Excerpt provided below:

We are authorized to issue 37,000,000,000 shares of common stock, $0.001 par value per share.

 

Holders of the Company’s common stock are entitled to one vote for each share on all matters submitted to a stockholder vote. Holders of common stock do not have cumulative voting rights. Therefore, holders of a majority of the shares of common stock voting for the election of directors can elect all of the directors to our board of directors. Holders of the Company’s common stock representing a majority of the voting power of the Company’s common stock issued, outstanding and entitled to vote, represented in person or by proxy, are necessary to constitute a quorum at any meeting of stockholders. A vote by the holders of a majority of the Company’s outstanding shares is required to effectuate certain fundamental corporate changes such as a liquidation, merger or an amendment to the Company’s articles of incorporation

 

Subject to the rights of preferred stockholders (if any), holders of the Company’s common stock are entitled to share in all dividends that our board of directors, in its discretion, declares from legally available funds. In the event of a liquidation, dissolution or winding up, each outstanding share entitles its holder to participate pro rata in all assets that remain after payment of liabilities and after providing for each class of stock, if any, having preference over the common stock. The Company’s common stock has no preemptive rights, no conversion rights, and there are no redemption provisions applicable to the Company’s common stock.

End of Excerpt provided.

* **Exercise brief**
According to the excerpt on common stock, how many votes does each share carry on matters submitted to a stockholder vote?

Entries shown below:

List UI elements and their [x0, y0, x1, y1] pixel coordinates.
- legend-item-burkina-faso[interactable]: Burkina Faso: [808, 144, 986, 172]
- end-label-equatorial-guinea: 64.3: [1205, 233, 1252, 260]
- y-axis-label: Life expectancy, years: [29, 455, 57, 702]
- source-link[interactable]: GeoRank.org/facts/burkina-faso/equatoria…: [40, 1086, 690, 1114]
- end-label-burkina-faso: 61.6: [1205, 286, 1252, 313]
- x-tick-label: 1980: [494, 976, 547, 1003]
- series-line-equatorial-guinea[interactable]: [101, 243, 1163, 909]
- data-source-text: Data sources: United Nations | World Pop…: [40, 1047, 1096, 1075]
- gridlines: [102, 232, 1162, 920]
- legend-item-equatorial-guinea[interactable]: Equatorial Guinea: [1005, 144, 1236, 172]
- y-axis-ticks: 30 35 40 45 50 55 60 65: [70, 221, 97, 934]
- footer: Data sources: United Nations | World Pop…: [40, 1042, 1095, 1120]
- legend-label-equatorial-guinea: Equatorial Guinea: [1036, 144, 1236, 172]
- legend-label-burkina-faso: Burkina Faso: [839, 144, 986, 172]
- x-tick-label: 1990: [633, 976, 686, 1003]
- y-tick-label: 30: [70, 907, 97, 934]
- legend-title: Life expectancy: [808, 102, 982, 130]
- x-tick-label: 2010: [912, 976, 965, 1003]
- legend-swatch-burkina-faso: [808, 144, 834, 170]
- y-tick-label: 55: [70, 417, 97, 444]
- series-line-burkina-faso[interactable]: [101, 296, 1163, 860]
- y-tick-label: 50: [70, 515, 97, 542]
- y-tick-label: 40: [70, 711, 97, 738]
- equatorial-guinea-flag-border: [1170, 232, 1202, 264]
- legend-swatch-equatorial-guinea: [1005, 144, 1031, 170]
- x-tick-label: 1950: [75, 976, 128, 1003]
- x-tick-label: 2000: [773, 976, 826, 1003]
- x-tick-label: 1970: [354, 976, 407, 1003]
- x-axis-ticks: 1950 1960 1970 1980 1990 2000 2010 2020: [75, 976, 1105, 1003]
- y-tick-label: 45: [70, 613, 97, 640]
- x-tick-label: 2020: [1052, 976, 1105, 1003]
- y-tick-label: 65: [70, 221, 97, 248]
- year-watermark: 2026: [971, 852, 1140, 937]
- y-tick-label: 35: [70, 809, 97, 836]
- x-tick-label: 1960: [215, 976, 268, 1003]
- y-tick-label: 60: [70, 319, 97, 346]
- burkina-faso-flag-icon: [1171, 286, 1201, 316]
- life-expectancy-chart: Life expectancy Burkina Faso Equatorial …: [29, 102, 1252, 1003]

End of Entries shown.

* **Solution to this exercise**
One vote per share.